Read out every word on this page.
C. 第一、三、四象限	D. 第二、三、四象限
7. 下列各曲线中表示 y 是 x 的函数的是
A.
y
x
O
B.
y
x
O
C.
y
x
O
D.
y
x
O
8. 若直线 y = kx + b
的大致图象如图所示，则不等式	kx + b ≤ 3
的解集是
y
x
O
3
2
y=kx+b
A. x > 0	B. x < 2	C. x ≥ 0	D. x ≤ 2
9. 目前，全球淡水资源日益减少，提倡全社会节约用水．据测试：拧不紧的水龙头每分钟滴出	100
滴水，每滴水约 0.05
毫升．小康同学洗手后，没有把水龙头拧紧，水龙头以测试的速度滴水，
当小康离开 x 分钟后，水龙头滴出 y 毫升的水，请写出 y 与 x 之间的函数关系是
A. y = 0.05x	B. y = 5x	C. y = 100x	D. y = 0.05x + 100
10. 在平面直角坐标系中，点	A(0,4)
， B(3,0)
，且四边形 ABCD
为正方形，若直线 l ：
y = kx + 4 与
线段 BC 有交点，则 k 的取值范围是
------
▶ _PROBLEM STATEMENT_
All of the lines above need to be given again exactly.

▶ _FINAL ANSWER_
Read out every word on this page.
C. 第一、三、四象限	D. 第二、三、四象限
7. 下列各曲线中表示 y 是 x 的函数的是
A.
y
x
O
B.
y
x
O
C.
y
x
O
D.
y
x
O
8. 若直线 y = kx + b
的大致图象如图所示，则不等式	kx + b ≤ 3
的解集是
y
x
O
3
2
y=kx+b
A. x > 0	B. x < 2	C. x ≥ 0	D. x ≤ 2
9. 目前，全球淡水资源日益减少，提倡全社会节约用水．据测试：拧不紧的水龙头每分钟滴出	100
滴水，每滴水约 0.05
毫升．小康同学洗手后，没有把水龙头拧紧，水龙头以测试的速度滴水，
当小康离开 x 分钟后，水龙头滴出 y 毫升的水，请写出 y 与 x 之间的函数关系是
A. y = 0.05x	B. y = 5x	C. y = 100x	D. y = 0.05x + 100
10. 在平面直角坐标系中，点	A(0,4)
， B(3,0)
，且四边形 ABCD
为正方形，若直线 l ：
y = kx + 4 与
线段 BC 有交点，则 k 的取值范围是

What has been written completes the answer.